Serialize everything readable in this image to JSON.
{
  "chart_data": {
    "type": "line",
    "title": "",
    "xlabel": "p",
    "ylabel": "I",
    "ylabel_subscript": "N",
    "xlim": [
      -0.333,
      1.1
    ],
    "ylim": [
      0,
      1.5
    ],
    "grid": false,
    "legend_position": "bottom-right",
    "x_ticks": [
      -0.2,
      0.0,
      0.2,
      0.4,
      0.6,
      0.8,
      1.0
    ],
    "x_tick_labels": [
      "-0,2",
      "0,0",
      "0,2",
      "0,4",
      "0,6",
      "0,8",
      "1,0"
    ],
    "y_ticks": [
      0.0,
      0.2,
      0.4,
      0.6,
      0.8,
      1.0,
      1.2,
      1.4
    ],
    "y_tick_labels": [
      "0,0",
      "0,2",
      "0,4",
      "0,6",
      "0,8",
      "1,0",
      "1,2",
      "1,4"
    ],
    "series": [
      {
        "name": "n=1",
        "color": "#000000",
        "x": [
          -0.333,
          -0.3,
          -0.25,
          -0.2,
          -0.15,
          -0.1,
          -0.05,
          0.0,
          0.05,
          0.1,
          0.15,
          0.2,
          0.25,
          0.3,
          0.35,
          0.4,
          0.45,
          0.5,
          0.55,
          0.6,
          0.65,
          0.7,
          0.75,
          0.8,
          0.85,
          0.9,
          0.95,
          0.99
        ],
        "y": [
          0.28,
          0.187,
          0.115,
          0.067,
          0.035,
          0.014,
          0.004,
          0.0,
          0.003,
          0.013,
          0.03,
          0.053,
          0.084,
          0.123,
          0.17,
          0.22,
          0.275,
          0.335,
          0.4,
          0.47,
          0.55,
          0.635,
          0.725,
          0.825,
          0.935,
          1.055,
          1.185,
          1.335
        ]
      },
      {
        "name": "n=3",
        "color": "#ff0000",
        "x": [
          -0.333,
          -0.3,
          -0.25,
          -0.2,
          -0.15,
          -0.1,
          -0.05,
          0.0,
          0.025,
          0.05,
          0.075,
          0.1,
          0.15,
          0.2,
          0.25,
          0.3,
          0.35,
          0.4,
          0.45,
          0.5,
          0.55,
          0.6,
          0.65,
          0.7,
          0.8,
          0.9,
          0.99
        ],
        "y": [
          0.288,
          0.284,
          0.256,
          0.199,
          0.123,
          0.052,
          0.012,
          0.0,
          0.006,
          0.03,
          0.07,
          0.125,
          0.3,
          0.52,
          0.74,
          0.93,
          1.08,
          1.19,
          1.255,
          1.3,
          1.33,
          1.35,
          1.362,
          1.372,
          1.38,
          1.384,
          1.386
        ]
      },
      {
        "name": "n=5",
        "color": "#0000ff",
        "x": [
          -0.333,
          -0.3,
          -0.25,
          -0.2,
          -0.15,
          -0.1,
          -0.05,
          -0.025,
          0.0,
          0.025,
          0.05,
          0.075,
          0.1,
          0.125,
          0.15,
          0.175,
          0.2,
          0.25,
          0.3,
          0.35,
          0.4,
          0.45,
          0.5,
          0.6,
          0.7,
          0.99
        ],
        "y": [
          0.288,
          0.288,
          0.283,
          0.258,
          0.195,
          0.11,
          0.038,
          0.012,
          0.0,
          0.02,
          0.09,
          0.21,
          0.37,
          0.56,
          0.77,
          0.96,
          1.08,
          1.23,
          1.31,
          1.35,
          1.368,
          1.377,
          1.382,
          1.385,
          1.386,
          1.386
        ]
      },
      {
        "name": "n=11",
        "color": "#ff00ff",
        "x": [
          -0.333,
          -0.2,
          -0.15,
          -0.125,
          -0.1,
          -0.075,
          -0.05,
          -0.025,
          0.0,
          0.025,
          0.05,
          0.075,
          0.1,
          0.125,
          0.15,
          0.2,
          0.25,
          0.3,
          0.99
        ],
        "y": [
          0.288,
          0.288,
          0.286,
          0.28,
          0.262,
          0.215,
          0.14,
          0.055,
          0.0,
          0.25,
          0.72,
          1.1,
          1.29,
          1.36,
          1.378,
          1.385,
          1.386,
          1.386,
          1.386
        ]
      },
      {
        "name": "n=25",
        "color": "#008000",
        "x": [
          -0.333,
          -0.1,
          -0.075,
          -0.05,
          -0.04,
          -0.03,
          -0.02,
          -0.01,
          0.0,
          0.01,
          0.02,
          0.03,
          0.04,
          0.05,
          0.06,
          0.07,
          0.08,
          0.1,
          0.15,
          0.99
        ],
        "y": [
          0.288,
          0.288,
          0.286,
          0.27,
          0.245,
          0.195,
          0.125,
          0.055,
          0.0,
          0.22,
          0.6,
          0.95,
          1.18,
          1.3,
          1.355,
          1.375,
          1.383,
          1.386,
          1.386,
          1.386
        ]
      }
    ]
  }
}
○ ○ ○ ○ ○
What is being asked
Quote the entire listing above exactly.

Right answer
Serialize everything readable in this image to JSON.
{
  "chart_data": {
    "type": "line",
    "title": "",
    "xlabel": "p",
    "ylabel": "I",
    "ylabel_subscript": "N",
    "xlim": [
      -0.333,
      1.1
    ],
    "ylim": [
      0,
      1.5
    ],
    "grid": false,
    "legend_position": "bottom-right",
    "x_ticks": [
      -0.2,
      0.0,
      0.2,
      0.4,
      0.6,
      0.8,
      1.0
    ],
    "x_tick_labels": [
      "-0,2",
      "0,0",
      "0,2",
      "0,4",
      "0,6",
      "0,8",
      "1,0"
    ],
    "y_ticks": [
      0.0,
      0.2,
      0.4,
      0.6,
      0.8,
      1.0,
      1.2,
      1.4
    ],
    "y_tick_labels": [
      "0,0",
      "0,2",
      "0,4",
      "0,6",
      "0,8",
      "1,0",
      "1,2",
      "1,4"
    ],
    "series": [
      {
        "name": "n=1",
        "color": "#000000",
        "x": [
          -0.333,
          -0.3,
          -0.25,
          -0.2,
          -0.15,
          -0.1,
          -0.05,
          0.0,
          0.05,
          0.1,
          0.15,
          0.2,
          0.25,
          0.3,
          0.35,
          0.4,
          0.45,
          0.5,
          0.55,
          0.6,
          0.65,
          0.7,
          0.75,
          0.8,
          0.85,
          0.9,
          0.95,
          0.99
        ],
        "y": [
          0.28,
          0.187,
          0.115,
          0.067,
          0.035,
          0.014,
          0.004,
          0.0,
          0.003,
          0.013,
          0.03,
          0.053,
          0.084,
          0.123,
          0.17,
          0.22,
          0.275,
          0.335,
          0.4,
          0.47,
          0.55,
          0.635,
          0.725,
          0.825,
          0.935,
          1.055,
          1.185,
          1.335
        ]
      },
      {
        "name": "n=3",
        "color": "#ff0000",
        "x": [
          -0.333,
          -0.3,
          -0.25,
          -0.2,
          -0.15,
          -0.1,
          -0.05,
          0.0,
          0.025,
          0.05,
          0.075,
          0.1,
          0.15,
          0.2,
          0.25,
          0.3,
          0.35,
          0.4,
          0.45,
          0.5,
          0.55,
          0.6,
          0.65,
          0.7,
          0.8,
          0.9,
          0.99
        ],
        "y": [
          0.288,
          0.284,
          0.256,
          0.199,
          0.123,
          0.052,
          0.012,
          0.0,
          0.006,
          0.03,
          0.07,
          0.125,
          0.3,
          0.52,
          0.74,
          0.93,
          1.08,
          1.19,
          1.255,
          1.3,
          1.33,
          1.35,
          1.362,
          1.372,
          1.38,
          1.384,
          1.386
        ]
      },
      {
        "name": "n=5",
        "color": "#0000ff",
        "x": [
          -0.333,
          -0.3,
          -0.25,
          -0.2,
          -0.15,
          -0.1,
          -0.05,
          -0.025,
          0.0,
          0.025,
          0.05,
          0.075,
          0.1,
          0.125,
          0.15,
          0.175,
          0.2,
          0.25,
          0.3,
          0.35,
          0.4,
          0.45,
          0.5,
          0.6,
          0.7,
          0.99
        ],
        "y": [
          0.288,
          0.288,
          0.283,
          0.258,
          0.195,
          0.11,
          0.038,
          0.012,
          0.0,
          0.02,
          0.09,
          0.21,
          0.37,
          0.56,
          0.77,
          0.96,
          1.08,
          1.23,
          1.31,
          1.35,
          1.368,
          1.377,
          1.382,
          1.385,
          1.386,
          1.386
        ]
      },
      {
        "name": "n=11",
        "color": "#ff00ff",
        "x": [
          -0.333,
          -0.2,
          -0.15,
          -0.125,
          -0.1,
          -0.075,
          -0.05,
          -0.025,
          0.0,
          0.025,
          0.05,
          0.075,
          0.1,
          0.125,
          0.15,
          0.2,
          0.25,
          0.3,
          0.99
        ],
        "y": [
          0.288,
          0.288,
          0.286,
          0.28,
          0.262,
          0.215,
          0.14,
          0.055,
          0.0,
          0.25,
          0.72,
          1.1,
          1.29,
          1.36,
          1.378,
          1.385,
          1.386,
          1.386,
          1.386
        ]
      },
      {
        "name": "n=25",
        "color": "#008000",
        "x": [
          -0.333,
          -0.1,
          -0.075,
          -0.05,
          -0.04,
          -0.03,
          -0.02,
          -0.01,
          0.0,
          0.01,
          0.02,
          0.03,
          0.04,
          0.05,
          0.06,
          0.07,
          0.08,
          0.1,
          0.15,
          0.99
        ],
        "y": [
          0.288,
          0.288,
          0.286,
          0.27,
          0.245,
          0.195,
          0.125,
          0.055,
          0.0,
          0.22,
          0.6,
          0.95,
          1.18,
          1.3,
          1.355,
          1.375,
          1.383,
          1.386,
          1.386,
          1.386
        ]
      }
    ]
  }
}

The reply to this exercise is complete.